American Eve: Evelyn Nesbit, Stanford White, the Birth of the "it" Girl and the Crime of the Century, by Paula Uruburu
American Eve: Evelyn Nesbit, Stanford White, the Birth of the "It" Girl and the Crime of the Century by Paula UruburuMy rating: 1 of 5 stars
This book put me off reading for over a year. And I'm someone who carries around books in her purse (sometimes more than one). I marked pages as I went along, thinking I'd write a scathing yet in-depth review as soon as I finished, but by the time I did the very sight of it made me sick.
It's a shame, because the subject matter is fascinating, and it seems that Uruburu accessed a lot of information. However, that information was put together extremely poorly. From insane sentence structure to repetitive, narrow-minded taglines for certain characters to bizarre and hypocritical "points," it's a frustrating slog. I wanted to know the rest of the story as I went, but I was practically spitting on the book every time I picked it up. I'd pick out passages to read aloud to others, exclaiming, "and that entire passage is one sentence!" or, "in whose mind could this make sense?" Obviously I don't have the book anywhere near me to offer page numbers for examples, but try opening it at random.

[STORED DATA]

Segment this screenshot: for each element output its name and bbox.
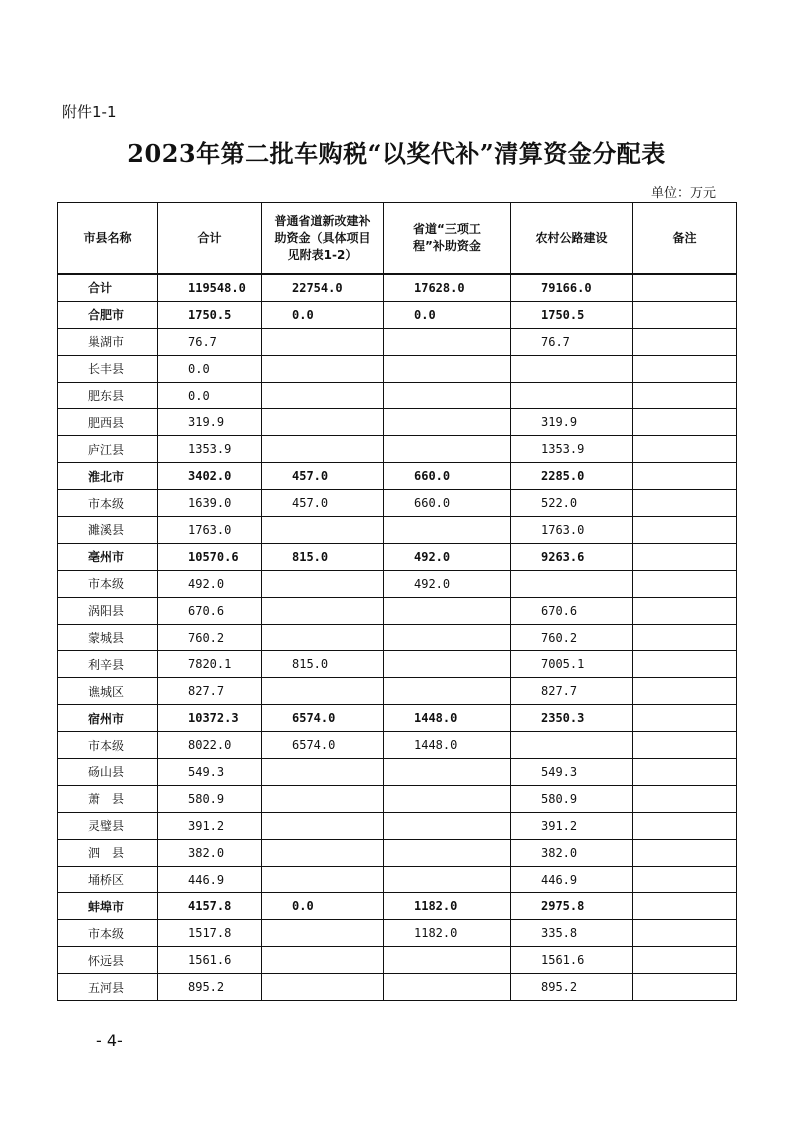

[WHAT THIS TASK INVOLVES] Please list the faults the book review names in the way the book's information was put together, in the review's own words. Answer using only the book review.

[SOLUTION]
- Insane sentence structure
- Repetitive, narrow-minded taglines for certain characters
- Bizarre and hypocritical "points"